Document passage:
_ _ _

The Armenian–Tatar massacres (also known as the Armenian-Tartar war, the Armeno-Tartar war) refers to the bloody inter-ethnic confrontation between Armenians and Caucasian Tatars (later known as Azerbaijanis) throughout the Russian Caucasus in 1905–1907. The massacres started during the Russian Revolution of 1905. The most violent clashes occurred in 1905 in February in Baku, in May in Nakhchivan, in August in Shusha and in November in Elizabethpol, heavily damaging the cities and the Baku oilfields. Some violence, although of lesser scale, broke out also in Tiflis.

The violence led to a sense of distrust and animosity that persisted for many years. This tension largely resulted from the larger political and social issues of the time, rather than any inherent conflict between the Armenian and Tatar peoples.

In Baku 

Svante Cornell, a Swedish scholar from Stockholm-based Institute for Security and Development Policy, Central Asia-Caucasus Institute & Silk Road Studies Program (CACI) and American Foreign Policy Council, in his "Small nations and great powers: a study of ethnopolitical conflict in the Caucasus" provides various sources that give conflicting accounts on the Baku events.

Sources such as British historian Christopher J. Walker (the author of Armenia: The Survival of a Nation, Italian historian Luigi Villari and Lebanese-Armenian historian Hratch Dasnabedian, have argued that the Azeris provoked the fighting, leading to a strong Armenian response. In Villari's view, Tatars had started the conflict by killing numerous unarmed Armenians in February 1905 causing a strong response in the Armenian community. Dasnabedian wrote that the Azeris, ‘free to massacre with impunity’, ‘unleashed a war against the Armenians, with a clear intention to massacre, pillage, and destroy, killing unarmed Armenians in February 1905 in Baku, and later moving to other cities including Karabakh', which resulted in a response from the Dashnaks who managed to ‘stop the original momentum of the armed and destructive Azeri mobs’ and even ‘counterattack and sometimes severely punish’ the Azeris.

_ _ _

Given information:
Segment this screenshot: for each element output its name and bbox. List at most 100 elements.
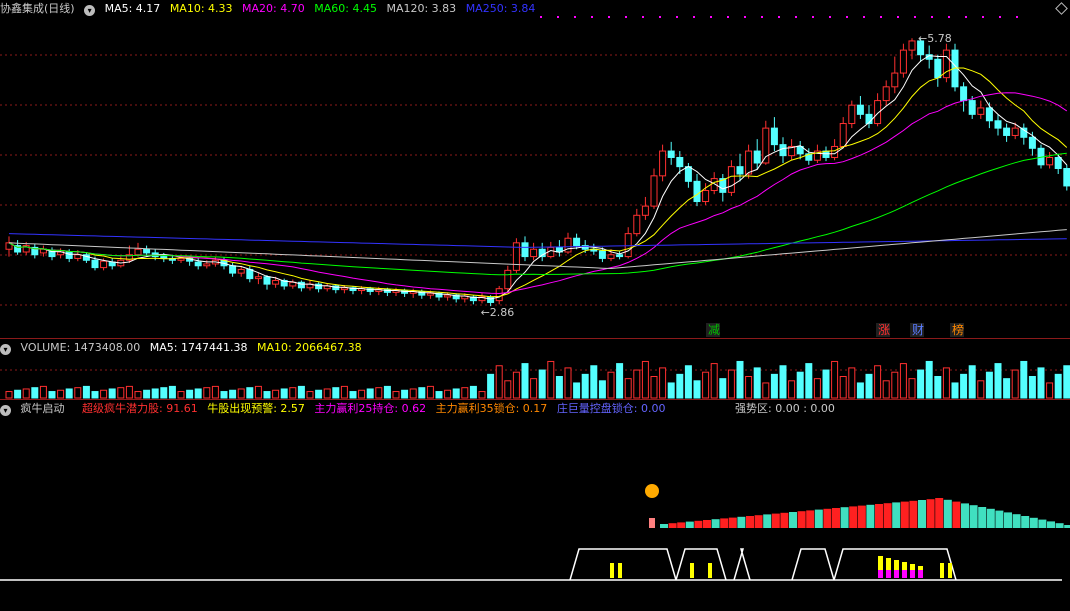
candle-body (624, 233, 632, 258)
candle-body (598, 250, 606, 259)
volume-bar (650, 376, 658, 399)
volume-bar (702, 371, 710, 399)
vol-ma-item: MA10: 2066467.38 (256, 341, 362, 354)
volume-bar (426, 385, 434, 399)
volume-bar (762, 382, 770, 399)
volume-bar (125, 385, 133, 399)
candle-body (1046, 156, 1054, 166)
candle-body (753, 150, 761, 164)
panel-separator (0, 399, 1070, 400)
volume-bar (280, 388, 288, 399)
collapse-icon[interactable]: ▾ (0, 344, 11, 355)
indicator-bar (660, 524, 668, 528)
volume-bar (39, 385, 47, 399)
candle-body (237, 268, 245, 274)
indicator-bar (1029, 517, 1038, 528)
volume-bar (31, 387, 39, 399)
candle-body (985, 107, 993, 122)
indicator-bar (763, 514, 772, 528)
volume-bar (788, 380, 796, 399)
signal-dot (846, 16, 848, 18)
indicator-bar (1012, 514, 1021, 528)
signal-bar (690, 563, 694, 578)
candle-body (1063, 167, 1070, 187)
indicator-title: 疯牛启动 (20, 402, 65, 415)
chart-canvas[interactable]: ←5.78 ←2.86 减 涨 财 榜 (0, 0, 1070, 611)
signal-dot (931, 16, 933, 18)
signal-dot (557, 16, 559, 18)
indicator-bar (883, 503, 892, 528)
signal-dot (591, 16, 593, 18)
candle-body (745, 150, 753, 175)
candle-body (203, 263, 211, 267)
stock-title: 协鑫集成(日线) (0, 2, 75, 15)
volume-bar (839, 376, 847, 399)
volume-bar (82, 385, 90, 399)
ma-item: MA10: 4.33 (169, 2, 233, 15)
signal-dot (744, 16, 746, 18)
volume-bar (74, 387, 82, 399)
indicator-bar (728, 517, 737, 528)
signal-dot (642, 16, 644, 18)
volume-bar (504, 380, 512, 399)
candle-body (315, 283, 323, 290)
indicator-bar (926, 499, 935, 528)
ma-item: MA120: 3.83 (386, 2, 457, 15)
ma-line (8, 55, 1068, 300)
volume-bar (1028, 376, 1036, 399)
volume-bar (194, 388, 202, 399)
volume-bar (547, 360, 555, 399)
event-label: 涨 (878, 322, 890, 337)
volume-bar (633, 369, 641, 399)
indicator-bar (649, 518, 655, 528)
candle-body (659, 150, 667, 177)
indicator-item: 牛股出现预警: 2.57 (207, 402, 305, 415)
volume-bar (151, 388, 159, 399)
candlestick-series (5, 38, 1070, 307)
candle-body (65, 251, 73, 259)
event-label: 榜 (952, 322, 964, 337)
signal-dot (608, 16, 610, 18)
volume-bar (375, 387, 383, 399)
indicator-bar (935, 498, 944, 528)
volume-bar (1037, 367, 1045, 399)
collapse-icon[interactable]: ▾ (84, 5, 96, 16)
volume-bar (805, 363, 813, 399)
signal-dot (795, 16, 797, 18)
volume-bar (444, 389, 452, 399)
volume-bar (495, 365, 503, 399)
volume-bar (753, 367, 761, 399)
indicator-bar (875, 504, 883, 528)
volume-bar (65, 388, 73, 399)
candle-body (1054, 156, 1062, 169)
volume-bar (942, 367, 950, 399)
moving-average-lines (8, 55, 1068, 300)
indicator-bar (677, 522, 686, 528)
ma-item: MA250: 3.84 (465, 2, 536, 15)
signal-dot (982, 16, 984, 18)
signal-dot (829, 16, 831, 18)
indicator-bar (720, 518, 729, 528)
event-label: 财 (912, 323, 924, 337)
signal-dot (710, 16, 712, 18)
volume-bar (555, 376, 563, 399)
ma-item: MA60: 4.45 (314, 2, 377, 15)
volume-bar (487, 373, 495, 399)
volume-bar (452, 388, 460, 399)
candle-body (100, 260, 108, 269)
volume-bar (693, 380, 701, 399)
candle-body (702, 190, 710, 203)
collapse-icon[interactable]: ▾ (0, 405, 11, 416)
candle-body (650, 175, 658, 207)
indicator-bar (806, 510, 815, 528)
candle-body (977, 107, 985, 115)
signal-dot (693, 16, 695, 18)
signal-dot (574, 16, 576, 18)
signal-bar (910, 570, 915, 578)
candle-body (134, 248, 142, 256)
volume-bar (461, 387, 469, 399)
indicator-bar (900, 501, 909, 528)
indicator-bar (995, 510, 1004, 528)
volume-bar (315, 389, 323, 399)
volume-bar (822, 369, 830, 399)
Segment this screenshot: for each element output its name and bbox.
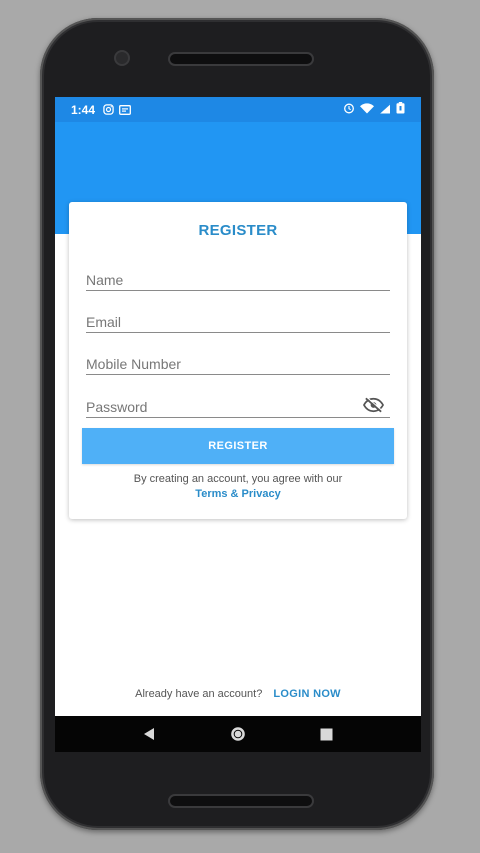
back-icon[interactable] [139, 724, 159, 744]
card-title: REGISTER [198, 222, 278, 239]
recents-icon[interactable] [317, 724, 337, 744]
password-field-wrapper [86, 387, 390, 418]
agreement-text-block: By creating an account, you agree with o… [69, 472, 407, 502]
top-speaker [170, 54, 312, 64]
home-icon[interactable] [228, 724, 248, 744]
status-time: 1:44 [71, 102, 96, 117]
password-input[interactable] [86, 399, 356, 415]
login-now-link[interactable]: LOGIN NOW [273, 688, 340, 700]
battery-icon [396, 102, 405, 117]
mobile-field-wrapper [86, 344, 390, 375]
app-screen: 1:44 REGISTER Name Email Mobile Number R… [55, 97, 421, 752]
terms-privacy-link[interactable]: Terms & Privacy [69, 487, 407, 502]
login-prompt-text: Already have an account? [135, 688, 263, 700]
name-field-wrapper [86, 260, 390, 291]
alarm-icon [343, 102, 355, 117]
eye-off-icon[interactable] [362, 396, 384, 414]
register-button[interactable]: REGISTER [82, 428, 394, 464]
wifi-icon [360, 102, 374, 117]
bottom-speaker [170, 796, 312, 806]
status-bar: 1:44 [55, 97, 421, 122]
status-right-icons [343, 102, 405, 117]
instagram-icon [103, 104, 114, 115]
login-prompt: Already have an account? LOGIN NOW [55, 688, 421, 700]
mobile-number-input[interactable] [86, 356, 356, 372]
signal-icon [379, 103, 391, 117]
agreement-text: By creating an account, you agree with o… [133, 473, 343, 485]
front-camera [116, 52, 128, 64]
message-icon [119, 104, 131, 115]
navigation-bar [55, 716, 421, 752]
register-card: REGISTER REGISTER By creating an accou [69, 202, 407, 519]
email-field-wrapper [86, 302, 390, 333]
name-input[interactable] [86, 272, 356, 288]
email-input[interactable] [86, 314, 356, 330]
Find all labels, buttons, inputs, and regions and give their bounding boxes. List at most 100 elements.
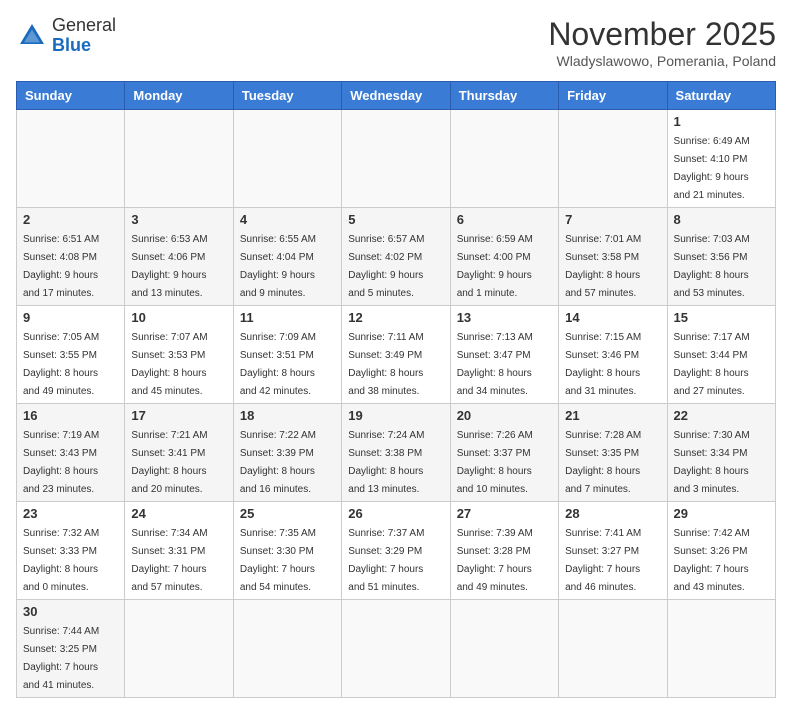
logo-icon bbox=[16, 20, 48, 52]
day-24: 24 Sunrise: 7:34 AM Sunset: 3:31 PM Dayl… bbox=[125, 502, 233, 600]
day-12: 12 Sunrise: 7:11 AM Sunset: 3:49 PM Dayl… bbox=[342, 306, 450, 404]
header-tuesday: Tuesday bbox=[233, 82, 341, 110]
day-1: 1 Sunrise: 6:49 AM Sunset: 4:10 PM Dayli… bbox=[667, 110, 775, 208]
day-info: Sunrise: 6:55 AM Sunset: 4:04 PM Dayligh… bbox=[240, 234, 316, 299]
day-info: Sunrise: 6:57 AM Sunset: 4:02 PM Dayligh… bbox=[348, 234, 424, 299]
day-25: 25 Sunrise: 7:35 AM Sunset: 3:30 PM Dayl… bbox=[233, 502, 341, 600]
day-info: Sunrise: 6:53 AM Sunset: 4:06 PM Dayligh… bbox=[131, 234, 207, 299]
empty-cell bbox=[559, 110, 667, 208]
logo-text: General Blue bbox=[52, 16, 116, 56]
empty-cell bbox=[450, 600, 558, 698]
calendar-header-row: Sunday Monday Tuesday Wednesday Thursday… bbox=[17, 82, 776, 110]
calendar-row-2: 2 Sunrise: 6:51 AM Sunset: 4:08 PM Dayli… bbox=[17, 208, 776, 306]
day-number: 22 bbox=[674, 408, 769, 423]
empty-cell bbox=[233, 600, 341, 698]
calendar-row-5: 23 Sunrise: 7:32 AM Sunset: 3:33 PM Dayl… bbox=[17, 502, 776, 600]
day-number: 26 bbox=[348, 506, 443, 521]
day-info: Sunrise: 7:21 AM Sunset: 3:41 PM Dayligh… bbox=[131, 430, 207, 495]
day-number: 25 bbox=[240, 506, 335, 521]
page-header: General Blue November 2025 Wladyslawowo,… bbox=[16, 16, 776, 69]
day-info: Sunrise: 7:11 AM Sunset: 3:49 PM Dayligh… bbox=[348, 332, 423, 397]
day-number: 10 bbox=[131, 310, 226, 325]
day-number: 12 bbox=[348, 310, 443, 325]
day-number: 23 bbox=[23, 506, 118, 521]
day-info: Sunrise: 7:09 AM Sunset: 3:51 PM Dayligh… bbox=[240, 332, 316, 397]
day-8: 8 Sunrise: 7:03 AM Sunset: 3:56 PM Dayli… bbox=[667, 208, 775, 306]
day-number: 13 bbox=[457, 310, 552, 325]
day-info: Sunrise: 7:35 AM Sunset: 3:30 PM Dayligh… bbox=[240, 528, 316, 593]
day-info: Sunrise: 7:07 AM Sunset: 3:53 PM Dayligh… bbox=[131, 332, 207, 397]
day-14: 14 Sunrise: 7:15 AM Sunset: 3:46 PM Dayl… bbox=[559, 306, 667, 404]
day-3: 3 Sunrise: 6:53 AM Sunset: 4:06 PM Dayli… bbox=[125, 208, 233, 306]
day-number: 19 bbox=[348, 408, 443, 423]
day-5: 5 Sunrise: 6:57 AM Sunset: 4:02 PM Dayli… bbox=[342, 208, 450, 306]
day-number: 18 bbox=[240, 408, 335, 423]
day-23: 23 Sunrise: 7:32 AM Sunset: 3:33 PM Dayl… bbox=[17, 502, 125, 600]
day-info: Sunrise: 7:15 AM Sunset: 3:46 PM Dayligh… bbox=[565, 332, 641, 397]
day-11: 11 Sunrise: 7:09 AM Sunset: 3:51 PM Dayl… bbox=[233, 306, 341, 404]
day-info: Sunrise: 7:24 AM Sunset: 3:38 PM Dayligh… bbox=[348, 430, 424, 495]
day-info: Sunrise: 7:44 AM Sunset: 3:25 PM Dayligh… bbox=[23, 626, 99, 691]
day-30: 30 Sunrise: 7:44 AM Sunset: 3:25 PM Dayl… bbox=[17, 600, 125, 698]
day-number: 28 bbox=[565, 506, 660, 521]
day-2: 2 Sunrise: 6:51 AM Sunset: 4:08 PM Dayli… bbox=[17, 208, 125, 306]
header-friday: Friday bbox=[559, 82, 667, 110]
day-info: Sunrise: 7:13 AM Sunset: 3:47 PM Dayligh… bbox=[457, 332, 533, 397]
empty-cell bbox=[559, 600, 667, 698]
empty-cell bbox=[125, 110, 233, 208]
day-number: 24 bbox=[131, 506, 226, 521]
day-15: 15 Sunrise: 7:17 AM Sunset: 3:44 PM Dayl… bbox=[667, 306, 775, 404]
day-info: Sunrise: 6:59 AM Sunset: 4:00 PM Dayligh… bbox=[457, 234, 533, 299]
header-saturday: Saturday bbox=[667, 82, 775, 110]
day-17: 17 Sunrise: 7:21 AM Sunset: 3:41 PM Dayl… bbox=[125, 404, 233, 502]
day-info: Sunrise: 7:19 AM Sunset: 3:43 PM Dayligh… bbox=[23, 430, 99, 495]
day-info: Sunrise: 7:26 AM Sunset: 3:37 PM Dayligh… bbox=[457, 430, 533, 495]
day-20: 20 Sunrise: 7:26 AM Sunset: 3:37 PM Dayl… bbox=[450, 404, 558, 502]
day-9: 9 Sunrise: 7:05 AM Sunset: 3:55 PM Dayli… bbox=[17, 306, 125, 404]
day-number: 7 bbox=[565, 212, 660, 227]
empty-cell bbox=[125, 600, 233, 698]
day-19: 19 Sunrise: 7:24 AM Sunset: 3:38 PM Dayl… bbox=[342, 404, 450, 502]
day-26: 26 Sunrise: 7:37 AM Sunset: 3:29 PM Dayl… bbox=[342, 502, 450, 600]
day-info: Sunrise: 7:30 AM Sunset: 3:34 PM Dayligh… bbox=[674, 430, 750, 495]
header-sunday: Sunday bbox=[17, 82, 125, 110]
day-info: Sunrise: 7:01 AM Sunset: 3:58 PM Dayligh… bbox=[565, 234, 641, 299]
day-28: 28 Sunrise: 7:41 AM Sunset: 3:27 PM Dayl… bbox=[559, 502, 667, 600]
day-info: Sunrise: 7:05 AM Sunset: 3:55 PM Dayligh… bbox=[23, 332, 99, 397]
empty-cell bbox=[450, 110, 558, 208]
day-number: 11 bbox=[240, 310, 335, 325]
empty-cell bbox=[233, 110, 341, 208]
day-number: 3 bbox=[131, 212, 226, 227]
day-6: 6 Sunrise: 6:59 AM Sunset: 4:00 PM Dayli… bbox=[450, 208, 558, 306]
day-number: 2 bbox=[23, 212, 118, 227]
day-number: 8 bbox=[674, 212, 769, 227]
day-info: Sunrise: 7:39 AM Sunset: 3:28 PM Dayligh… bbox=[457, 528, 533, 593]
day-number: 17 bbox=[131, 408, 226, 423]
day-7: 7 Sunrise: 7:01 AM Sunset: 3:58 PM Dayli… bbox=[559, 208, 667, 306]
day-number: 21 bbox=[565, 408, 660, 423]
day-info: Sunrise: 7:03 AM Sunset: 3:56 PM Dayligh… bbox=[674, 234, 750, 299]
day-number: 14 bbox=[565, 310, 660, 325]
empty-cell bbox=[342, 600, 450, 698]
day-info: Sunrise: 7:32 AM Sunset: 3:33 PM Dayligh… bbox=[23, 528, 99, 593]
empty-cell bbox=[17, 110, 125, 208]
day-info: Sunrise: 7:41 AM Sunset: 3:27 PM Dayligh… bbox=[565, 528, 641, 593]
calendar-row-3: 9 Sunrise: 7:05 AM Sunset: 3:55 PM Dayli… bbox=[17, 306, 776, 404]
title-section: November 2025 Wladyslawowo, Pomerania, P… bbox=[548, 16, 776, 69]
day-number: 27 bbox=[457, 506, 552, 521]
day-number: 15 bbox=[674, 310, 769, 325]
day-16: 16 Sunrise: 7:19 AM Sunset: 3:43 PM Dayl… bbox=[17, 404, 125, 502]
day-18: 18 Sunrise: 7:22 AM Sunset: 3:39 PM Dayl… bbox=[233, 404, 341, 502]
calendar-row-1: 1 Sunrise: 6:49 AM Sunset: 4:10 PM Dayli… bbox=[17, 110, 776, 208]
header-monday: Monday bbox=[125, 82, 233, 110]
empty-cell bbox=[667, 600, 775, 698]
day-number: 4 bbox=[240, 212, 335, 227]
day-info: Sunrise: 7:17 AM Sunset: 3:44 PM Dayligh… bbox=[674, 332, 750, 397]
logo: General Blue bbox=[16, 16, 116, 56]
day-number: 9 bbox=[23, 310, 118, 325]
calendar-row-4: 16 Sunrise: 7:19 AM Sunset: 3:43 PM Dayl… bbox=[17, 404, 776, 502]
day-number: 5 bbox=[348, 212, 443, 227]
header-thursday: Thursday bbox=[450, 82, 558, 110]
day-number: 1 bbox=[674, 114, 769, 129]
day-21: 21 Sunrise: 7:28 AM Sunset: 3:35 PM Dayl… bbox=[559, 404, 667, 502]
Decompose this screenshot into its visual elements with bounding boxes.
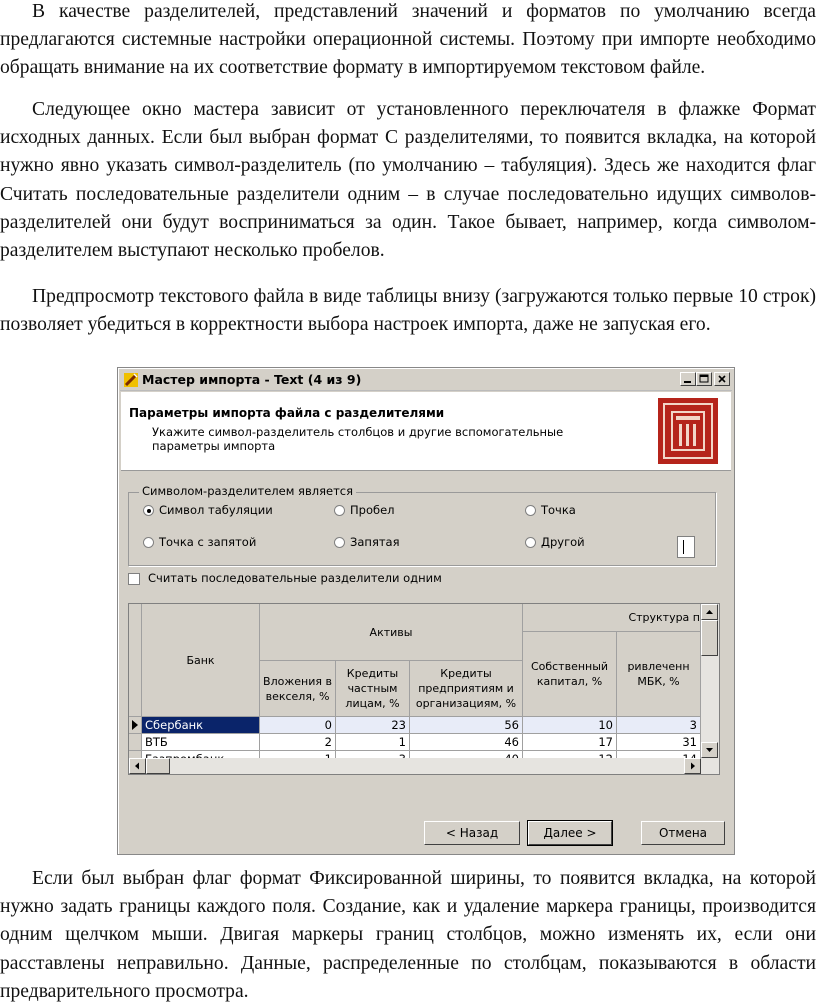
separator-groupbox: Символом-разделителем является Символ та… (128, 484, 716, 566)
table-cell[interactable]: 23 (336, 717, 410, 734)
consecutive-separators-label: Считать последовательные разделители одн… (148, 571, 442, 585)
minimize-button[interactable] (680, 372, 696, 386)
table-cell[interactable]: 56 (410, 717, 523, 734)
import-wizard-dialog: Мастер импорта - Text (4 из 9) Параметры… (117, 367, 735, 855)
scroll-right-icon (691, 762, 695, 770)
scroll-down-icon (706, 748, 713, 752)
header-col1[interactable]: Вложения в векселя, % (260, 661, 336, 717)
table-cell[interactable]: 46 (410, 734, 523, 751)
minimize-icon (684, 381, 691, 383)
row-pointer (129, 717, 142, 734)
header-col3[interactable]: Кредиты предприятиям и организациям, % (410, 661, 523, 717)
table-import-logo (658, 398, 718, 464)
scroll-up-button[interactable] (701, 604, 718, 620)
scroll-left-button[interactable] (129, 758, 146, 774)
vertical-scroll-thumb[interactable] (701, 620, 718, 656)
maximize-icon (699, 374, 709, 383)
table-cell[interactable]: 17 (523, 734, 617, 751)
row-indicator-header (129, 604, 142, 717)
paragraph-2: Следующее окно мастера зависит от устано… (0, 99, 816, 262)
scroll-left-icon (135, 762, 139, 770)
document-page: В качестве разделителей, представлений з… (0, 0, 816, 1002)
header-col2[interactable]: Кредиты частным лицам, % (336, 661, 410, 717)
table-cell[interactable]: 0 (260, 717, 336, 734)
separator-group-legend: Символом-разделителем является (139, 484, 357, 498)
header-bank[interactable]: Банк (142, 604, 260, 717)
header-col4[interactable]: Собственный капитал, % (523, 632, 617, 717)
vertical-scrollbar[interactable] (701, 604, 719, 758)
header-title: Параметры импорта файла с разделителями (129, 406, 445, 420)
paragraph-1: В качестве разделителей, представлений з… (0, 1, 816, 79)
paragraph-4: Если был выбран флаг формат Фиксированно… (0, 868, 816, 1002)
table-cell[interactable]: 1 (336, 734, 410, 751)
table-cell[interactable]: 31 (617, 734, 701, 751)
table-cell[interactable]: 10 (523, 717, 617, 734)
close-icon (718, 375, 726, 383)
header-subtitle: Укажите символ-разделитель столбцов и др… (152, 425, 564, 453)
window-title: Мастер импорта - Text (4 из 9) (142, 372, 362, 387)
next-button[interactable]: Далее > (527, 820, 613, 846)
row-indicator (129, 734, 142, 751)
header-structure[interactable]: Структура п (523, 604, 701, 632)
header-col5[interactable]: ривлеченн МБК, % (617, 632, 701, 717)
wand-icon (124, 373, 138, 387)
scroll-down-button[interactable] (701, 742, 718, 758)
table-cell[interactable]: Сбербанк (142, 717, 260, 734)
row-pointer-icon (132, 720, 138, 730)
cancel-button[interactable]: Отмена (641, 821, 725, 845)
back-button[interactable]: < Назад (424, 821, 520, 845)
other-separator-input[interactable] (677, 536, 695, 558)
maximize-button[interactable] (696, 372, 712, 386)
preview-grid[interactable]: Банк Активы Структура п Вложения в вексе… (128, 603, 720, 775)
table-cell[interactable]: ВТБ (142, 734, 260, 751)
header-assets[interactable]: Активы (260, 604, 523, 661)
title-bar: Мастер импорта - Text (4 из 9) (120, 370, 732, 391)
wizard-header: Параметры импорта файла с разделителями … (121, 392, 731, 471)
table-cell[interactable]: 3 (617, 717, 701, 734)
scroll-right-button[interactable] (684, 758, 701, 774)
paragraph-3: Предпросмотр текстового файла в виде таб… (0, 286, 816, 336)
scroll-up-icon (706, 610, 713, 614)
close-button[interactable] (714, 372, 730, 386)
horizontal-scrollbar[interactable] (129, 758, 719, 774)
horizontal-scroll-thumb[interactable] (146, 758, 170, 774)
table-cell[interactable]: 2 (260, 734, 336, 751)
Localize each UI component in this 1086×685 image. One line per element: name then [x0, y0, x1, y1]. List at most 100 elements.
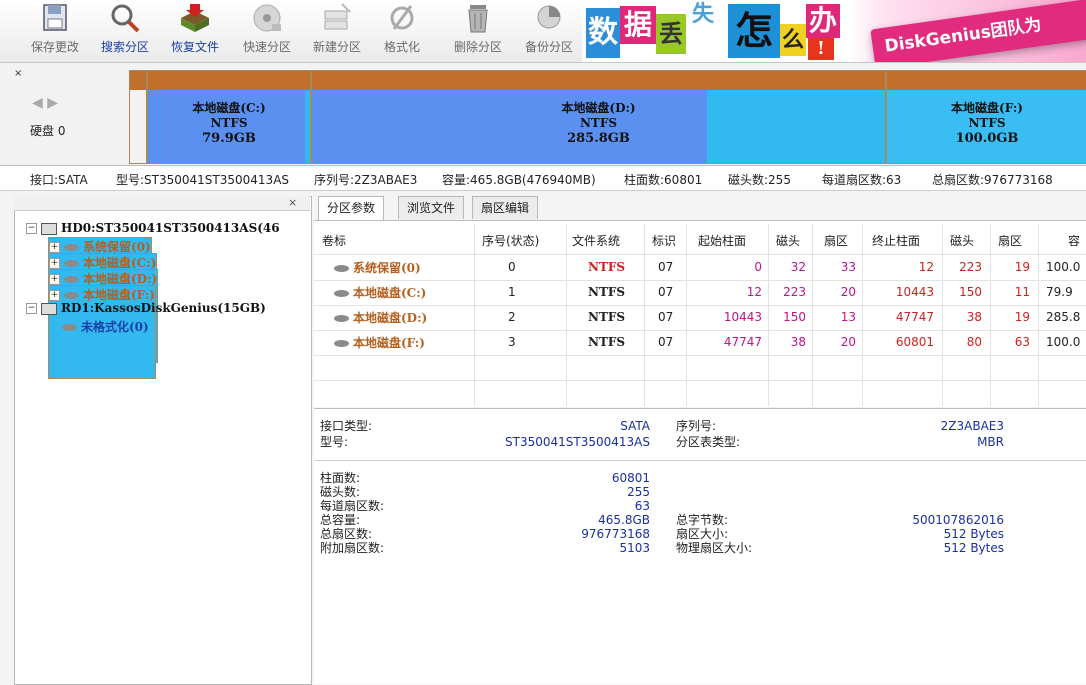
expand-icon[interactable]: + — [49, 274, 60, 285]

_ _ _

Work instructions:
(A) According to the passage on the Armenian–Tatar massacres, during which historical event did the massacres begin?
(B) Summarize the passage on the Armenian–Tatar massacres in two sentences.
(C) Reproduce the passage on the Armenian–Tatar massacres starting with "The Armenian–Tatar massacres" and going on through "also in Tiflis.", swapping "Tiflis" for "Tbilisi".
The lines given above are not required for any of the work here.

Worked solutions:
(A) They began during the Russian Revolution of 1905.

(B) The Armenian–Tatar massacres were a bloody inter-ethnic confrontation between Armenians and Caucasian Tatars throughout the Russian Caucasus in 1905–1907, beginning during the Russian Revolution of 1905 and producing the most violent clashes in Baku, Nakhchivan, Shusha and Elizabethpol. Sources give conflicting accounts of the Baku events, and historians such as Christopher J. Walker, Luigi Villari and Hratch Dasnabedian have argued that the Azeris provoked the fighting, leading to a strong Armenian response.

(C)
The Armenian–Tatar massacres (also known as the Armenian-Tartar war, the Armeno-Tartar war) refers to the bloody inter-ethnic confrontation between Armenians and Caucasian Tatars (later known as Azerbaijanis) throughout the Russian Caucasus in 1905–1907. The massacres started during the Russian Revolution of 1905. The most violent clashes occurred in 1905 in February in Baku, in May in Nakhchivan, in August in Shusha and in November in Elizabethpol, heavily damaging the cities and the Baku oilfields. Some violence, although of lesser scale, broke out also in Tbilisi.